▸ WRITTEN EXERCISE
Check each line of the entries below for the string "subtitle"; copy every line where it appears.

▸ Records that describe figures
-- START --

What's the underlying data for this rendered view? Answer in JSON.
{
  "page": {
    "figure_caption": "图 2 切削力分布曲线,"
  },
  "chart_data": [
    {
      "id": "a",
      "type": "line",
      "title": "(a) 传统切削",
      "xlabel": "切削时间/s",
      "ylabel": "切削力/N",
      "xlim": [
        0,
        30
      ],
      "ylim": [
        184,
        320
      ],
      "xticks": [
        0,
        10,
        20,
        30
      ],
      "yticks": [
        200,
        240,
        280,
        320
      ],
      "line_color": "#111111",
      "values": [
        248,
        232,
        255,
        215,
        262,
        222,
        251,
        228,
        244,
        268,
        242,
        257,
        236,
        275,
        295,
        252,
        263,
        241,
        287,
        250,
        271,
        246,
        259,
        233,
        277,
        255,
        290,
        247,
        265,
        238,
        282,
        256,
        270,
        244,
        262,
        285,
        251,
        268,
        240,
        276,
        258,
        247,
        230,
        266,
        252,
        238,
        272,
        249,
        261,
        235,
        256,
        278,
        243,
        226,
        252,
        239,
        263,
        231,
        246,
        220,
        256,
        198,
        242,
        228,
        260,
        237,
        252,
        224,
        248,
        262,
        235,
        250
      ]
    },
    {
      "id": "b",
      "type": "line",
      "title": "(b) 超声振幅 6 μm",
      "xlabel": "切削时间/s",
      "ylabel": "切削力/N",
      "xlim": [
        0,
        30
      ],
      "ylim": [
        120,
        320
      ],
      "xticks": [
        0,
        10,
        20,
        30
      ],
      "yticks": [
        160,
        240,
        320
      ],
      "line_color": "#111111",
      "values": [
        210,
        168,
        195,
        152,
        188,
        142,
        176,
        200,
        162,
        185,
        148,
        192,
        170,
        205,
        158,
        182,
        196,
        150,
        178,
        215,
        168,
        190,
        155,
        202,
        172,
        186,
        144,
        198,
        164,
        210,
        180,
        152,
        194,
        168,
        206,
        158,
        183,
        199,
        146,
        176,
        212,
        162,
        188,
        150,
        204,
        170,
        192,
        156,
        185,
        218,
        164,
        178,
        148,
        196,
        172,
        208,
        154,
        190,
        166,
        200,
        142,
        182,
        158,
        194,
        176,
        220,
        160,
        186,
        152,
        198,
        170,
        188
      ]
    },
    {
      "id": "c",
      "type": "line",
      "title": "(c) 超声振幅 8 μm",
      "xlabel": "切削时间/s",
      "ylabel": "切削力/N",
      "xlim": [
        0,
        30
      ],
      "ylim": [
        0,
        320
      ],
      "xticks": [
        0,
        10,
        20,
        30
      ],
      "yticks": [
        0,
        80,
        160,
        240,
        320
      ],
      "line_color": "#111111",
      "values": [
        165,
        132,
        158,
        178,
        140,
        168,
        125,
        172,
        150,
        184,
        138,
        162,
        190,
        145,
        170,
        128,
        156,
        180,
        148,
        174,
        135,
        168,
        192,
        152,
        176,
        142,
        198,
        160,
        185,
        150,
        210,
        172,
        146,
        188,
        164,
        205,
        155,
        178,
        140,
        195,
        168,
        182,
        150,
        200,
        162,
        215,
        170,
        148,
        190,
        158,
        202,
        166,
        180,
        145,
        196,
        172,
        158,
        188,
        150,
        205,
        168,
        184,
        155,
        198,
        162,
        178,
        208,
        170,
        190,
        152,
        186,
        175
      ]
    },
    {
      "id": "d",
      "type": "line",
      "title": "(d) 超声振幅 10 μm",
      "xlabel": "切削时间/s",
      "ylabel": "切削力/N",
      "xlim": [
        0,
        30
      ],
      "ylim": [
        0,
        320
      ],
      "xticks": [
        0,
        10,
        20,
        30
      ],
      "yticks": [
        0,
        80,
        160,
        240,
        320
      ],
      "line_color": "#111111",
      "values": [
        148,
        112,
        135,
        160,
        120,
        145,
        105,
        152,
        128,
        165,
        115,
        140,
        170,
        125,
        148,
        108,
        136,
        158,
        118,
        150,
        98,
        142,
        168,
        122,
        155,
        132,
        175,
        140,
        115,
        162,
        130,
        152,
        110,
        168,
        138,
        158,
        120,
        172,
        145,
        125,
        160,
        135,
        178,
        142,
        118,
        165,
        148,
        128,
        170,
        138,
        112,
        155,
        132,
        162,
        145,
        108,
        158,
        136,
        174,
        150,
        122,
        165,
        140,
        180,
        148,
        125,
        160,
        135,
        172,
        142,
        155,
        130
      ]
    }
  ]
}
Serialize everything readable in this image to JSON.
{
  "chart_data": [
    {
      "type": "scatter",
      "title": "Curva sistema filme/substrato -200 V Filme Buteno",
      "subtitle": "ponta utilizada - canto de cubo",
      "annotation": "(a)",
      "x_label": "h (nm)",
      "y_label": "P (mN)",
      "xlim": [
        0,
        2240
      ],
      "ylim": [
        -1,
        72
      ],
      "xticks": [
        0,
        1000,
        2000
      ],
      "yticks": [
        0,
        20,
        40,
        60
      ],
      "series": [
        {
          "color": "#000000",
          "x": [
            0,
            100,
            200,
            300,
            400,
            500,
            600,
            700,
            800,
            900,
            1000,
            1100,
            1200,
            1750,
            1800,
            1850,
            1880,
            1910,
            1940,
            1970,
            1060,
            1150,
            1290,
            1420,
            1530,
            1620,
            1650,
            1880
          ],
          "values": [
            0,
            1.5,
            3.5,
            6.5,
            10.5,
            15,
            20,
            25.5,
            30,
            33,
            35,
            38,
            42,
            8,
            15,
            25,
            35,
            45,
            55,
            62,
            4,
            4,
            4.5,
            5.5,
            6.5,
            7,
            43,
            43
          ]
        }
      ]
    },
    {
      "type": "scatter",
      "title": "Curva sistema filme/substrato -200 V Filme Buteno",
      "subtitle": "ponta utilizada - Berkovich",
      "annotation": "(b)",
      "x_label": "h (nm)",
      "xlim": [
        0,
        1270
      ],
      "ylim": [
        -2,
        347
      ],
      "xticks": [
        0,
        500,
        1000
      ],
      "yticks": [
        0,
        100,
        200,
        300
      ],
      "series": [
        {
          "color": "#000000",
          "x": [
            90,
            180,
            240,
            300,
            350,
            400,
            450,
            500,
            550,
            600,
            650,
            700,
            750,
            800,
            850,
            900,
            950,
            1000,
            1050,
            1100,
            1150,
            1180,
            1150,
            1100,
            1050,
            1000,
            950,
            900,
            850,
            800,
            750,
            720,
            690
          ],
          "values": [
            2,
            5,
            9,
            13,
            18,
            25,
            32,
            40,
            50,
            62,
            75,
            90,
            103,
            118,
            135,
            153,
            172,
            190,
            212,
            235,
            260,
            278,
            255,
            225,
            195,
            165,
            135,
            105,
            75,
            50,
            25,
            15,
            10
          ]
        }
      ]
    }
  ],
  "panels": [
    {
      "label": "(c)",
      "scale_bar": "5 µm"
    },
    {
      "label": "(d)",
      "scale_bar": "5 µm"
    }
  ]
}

-- END --

▸ WRITTEN SOLUTION
      "subtitle": "ponta utilizada - canto de cubo",
      "subtitle": "ponta utilizada - Berkovich",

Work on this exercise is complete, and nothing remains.